"""
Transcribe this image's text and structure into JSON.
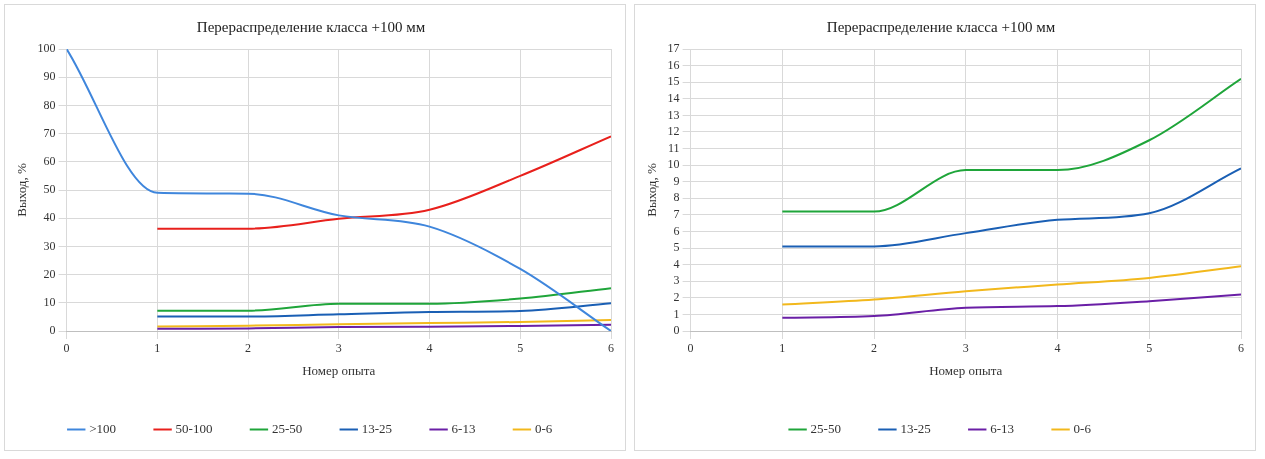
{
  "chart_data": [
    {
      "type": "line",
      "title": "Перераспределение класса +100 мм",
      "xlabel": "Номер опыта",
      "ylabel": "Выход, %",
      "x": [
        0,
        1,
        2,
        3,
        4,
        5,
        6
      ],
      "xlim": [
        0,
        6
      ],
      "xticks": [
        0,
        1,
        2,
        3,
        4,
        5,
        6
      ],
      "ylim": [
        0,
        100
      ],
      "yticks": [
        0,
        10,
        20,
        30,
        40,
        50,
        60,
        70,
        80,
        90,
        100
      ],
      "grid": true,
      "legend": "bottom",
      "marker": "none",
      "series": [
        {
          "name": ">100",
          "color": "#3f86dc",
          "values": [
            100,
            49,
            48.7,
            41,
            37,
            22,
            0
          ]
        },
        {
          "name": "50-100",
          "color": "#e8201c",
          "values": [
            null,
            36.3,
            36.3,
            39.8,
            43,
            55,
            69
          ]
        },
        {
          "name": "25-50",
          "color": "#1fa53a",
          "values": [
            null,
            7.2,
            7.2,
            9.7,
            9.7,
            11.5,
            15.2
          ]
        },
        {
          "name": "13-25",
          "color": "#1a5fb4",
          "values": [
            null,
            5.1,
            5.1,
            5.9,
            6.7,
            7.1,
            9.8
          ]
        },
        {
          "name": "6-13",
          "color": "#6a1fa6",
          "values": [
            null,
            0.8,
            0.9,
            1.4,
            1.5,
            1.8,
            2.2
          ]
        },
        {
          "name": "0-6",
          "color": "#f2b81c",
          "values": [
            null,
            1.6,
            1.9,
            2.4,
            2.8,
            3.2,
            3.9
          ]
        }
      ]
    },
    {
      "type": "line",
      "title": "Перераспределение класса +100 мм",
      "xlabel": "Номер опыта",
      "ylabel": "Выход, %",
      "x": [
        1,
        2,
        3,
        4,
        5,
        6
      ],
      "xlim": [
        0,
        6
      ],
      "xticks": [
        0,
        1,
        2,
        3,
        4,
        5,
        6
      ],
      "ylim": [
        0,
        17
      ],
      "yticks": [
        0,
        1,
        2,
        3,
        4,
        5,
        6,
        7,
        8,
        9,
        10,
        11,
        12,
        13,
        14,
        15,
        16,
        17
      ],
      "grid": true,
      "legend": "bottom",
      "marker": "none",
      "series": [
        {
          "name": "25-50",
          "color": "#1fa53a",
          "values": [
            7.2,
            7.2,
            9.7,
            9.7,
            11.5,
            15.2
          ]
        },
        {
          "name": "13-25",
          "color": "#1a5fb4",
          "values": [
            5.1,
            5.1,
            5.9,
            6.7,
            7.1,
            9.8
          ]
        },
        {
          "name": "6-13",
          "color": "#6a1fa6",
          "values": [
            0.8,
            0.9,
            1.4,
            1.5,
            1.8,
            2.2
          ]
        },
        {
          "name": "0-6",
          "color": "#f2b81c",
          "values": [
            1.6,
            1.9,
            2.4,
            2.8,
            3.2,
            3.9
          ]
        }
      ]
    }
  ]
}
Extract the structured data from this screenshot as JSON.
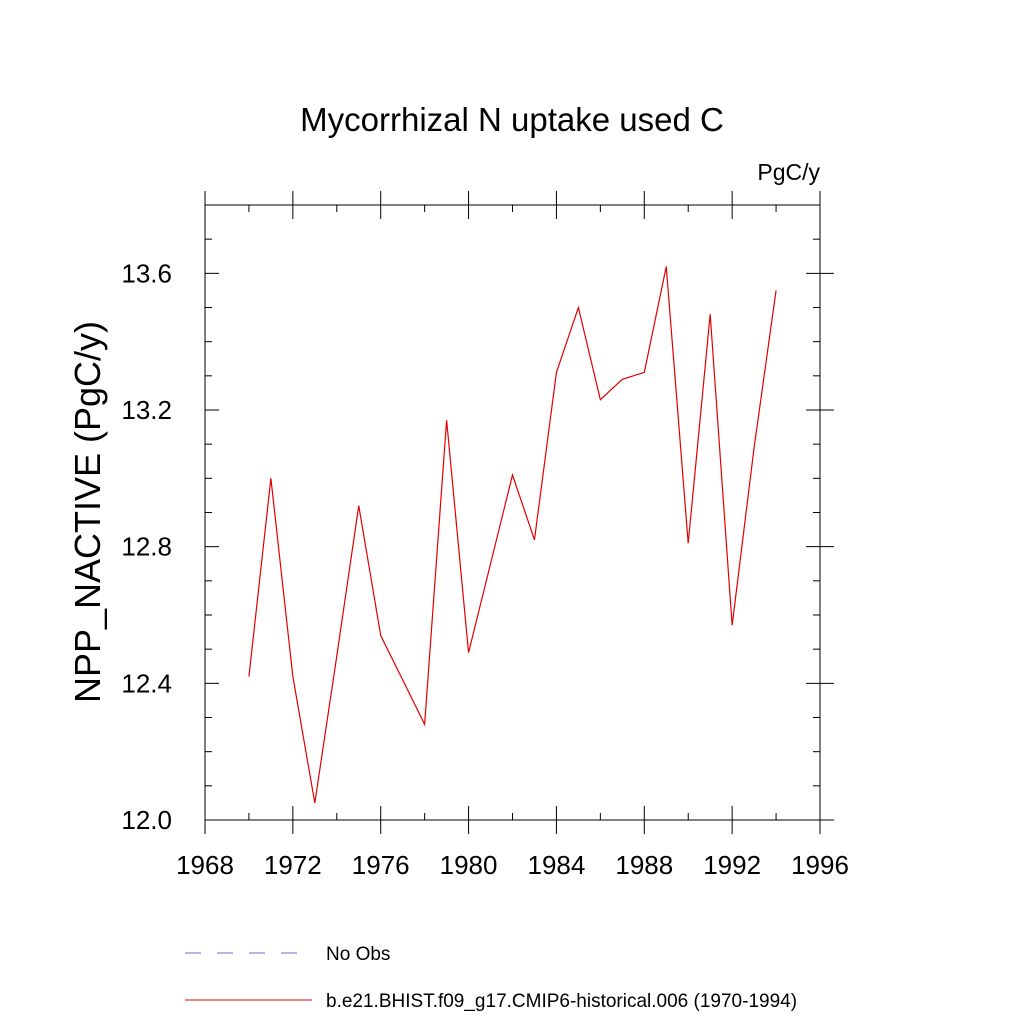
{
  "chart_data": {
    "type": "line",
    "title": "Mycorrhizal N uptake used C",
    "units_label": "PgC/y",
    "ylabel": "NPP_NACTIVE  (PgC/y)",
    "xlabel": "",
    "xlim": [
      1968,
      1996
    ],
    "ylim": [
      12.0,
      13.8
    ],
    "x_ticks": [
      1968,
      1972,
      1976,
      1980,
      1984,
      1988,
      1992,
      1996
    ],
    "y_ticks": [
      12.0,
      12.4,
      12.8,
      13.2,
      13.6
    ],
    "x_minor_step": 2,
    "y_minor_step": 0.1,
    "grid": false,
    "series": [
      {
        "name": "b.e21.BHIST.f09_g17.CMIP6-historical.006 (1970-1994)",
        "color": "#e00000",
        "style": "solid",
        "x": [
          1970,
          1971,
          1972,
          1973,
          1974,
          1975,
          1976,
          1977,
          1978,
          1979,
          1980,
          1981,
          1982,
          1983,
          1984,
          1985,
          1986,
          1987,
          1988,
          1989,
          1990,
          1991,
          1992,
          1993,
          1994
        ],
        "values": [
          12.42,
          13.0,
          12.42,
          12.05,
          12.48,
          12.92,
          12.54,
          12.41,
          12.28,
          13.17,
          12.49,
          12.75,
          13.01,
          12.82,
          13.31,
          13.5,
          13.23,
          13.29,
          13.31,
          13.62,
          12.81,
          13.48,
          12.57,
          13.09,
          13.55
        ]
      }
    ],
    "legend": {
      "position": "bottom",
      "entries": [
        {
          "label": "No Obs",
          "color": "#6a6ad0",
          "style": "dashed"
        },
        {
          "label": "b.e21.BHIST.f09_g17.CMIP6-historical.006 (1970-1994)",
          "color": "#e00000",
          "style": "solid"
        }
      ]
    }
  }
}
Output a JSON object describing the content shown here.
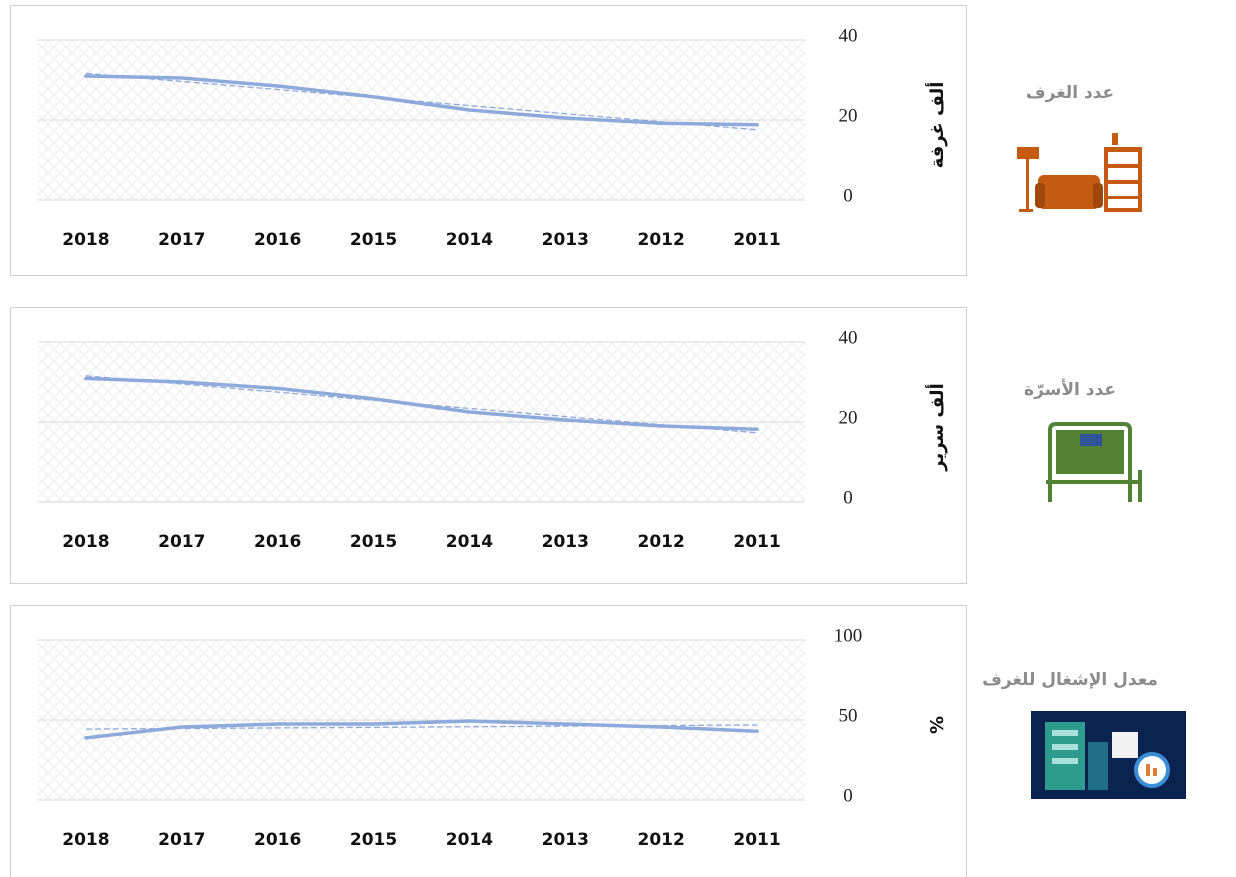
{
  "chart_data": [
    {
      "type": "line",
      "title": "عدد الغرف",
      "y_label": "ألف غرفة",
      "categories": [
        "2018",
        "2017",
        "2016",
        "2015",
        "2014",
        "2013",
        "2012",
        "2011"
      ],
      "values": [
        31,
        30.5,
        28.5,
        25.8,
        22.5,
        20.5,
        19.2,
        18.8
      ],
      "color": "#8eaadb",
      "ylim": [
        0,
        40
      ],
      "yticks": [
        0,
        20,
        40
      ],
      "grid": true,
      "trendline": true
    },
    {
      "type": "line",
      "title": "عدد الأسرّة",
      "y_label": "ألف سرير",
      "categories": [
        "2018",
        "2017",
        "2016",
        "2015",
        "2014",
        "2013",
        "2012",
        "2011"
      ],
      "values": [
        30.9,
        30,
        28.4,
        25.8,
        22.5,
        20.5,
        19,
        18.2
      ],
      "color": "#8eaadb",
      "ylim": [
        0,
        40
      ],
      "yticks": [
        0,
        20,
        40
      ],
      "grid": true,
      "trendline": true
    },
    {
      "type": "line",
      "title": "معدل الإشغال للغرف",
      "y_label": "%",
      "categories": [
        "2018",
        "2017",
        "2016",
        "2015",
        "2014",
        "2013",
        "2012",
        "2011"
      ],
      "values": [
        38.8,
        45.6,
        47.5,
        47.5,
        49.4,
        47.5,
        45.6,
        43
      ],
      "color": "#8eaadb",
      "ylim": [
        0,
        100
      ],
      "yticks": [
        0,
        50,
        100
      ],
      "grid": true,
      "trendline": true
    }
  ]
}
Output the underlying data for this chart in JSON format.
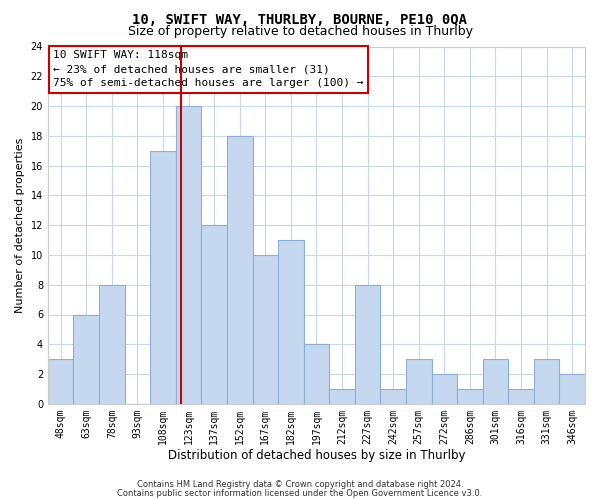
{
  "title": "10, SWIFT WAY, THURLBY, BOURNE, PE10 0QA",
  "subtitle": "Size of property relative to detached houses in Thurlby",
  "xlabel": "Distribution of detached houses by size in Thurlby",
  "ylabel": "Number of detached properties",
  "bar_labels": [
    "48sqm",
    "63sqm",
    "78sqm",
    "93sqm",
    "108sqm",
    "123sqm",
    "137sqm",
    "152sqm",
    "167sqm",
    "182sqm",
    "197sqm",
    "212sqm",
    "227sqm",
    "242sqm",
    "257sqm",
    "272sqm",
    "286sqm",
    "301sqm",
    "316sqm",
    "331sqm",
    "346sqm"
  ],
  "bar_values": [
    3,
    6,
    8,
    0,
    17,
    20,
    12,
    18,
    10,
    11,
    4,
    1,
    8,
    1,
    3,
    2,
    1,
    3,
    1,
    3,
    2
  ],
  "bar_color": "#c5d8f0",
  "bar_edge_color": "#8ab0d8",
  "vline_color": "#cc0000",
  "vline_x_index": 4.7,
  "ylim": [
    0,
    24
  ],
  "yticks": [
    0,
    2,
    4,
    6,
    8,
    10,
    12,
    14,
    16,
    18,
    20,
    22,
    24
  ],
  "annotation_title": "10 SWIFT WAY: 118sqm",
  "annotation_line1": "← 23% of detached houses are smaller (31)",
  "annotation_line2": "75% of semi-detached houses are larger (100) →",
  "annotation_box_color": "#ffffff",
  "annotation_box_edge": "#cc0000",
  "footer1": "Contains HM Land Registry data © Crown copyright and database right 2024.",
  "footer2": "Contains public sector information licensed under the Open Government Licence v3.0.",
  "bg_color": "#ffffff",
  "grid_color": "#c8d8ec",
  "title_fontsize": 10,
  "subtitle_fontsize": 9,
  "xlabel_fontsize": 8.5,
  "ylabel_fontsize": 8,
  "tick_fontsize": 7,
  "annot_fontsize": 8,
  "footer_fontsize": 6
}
"""
__Task to carry out__. Select every line in the material above where the string "detached" occurs, and copy it.

__Solved exercise__.
  "subtitle": "Size of property relative to detached houses in Thurlby",
  "xlabel": "Distribution of detached houses by size in Thurlby",
  "ylabel": "Number of detached properties",
  "annotation_line1": "← 23% of detached houses are smaller (31)",
  "annotation_line2": "75% of semi-detached houses are larger (100) →",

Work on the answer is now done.